» WHAT TO WORK ON
Across the listing below, count the lines that mention the string "союза". Reply with the figure only.

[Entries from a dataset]
%%

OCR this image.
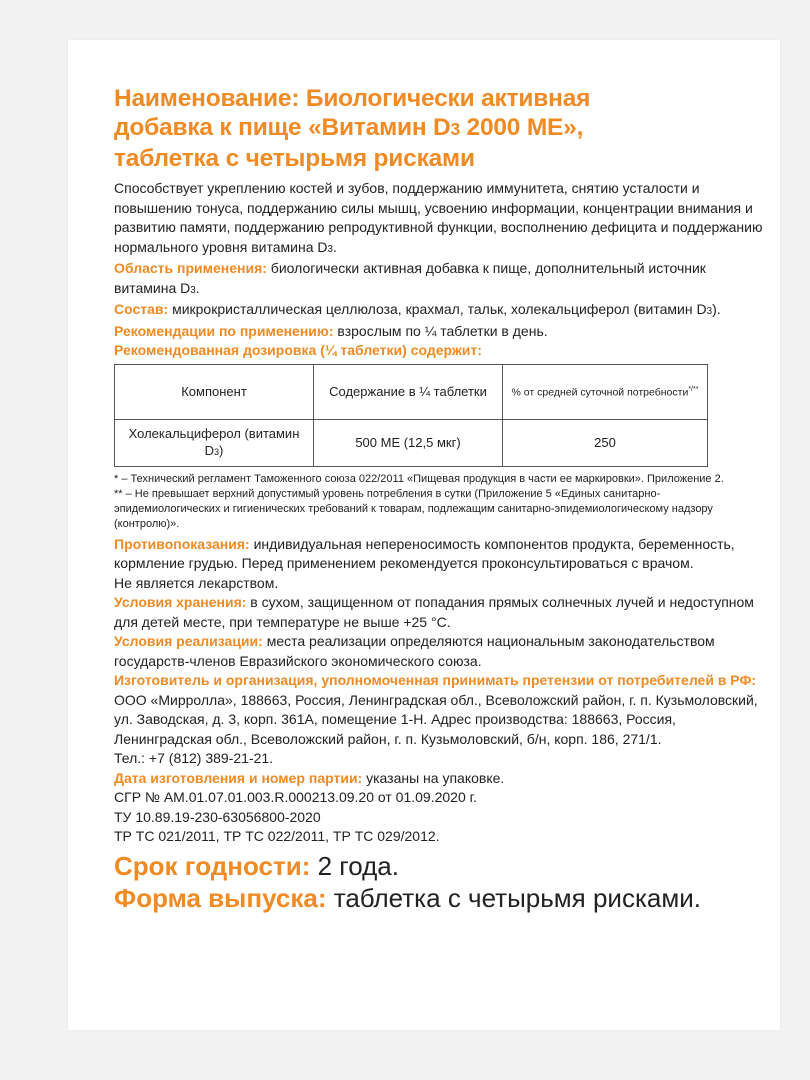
Наименование: Биологически активная
добавка к пище «Витамин D3 2000 МЕ»,
таблетка с четырьмя рисками

Способствует укреплению костей и зубов, поддержанию иммунитета, снятию усталости и повышению тонуса, поддержанию силы мышц, усвоению информации, концентрации внимания и развитию памяти, поддержанию репродуктивной функции, восполнению дефицита и поддержанию нормального уровня витамина D3.

Область применения: биологически активная добавка к пище, дополнительный источник витамина D3.

Состав: микрокристаллическая целлюлоза, крахмал, тальк, холекальциферол (витамин D3).

Рекомендации по применению: взрослым по ¼ таблетки в день.

Рекомендованная дозировка (¼ таблетки) содержит:

Компонент	Содержание в ¼ таблетки	% от средней суточной потребности*/**
Холекальциферол (витамин D3)	500 МЕ (12,5 мкг)	250

* – Технический регламент Таможенного союза 022/2011 «Пищевая продукция в части ее маркировки». Приложение 2.

** – Не превышает верхний допустимый уровень потребления в сутки (Приложение 5 «Единых санитарно-эпидемиологических и гигиенических требований к товарам, подлежащим санитарно-эпидемиологическому надзору (контролю)».

Противопоказания: индивидуальная непереносимость компонентов продукта, беременность, кормление грудью. Перед применением рекомендуется проконсультироваться с врачом.

Не является лекарством.

Условия хранения: в сухом, защищенном от попадания прямых солнечных лучей и недоступном для детей месте, при температуре не выше +25 °С.

Условия реализации: места реализации определяются национальным законодательством государств-членов Евразийского экономического союза.

Изготовитель и организация, уполномоченная принимать претензии от потребителей в РФ: ООО «Мирролла», 188663, Россия, Ленинградская обл., Всеволожский район, г. п. Кузьмоловский, ул. Заводская, д. 3, корп. 361А, помещение 1-Н. Адрес производства: 188663, Россия, Ленинградская обл., Всеволожский район, г. п. Кузьмоловский, б/н, корп. 186, 271/1.

Тел.: +7 (812) 389-21-21.

Дата изготовления и номер партии: указаны на упаковке.

СГР № AM.01.07.01.003.R.000213.09.20 от 01.09.2020 г.

ТУ 10.89.19-230-63056800-2020

ТР ТС 021/2011, ТР ТС 022/2011, ТР ТС 029/2012.

Срок годности: 2 года.

Форма выпуска: таблетка с четырьмя рисками.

%%

» OUTPUT FOR THIS EXERCISE
2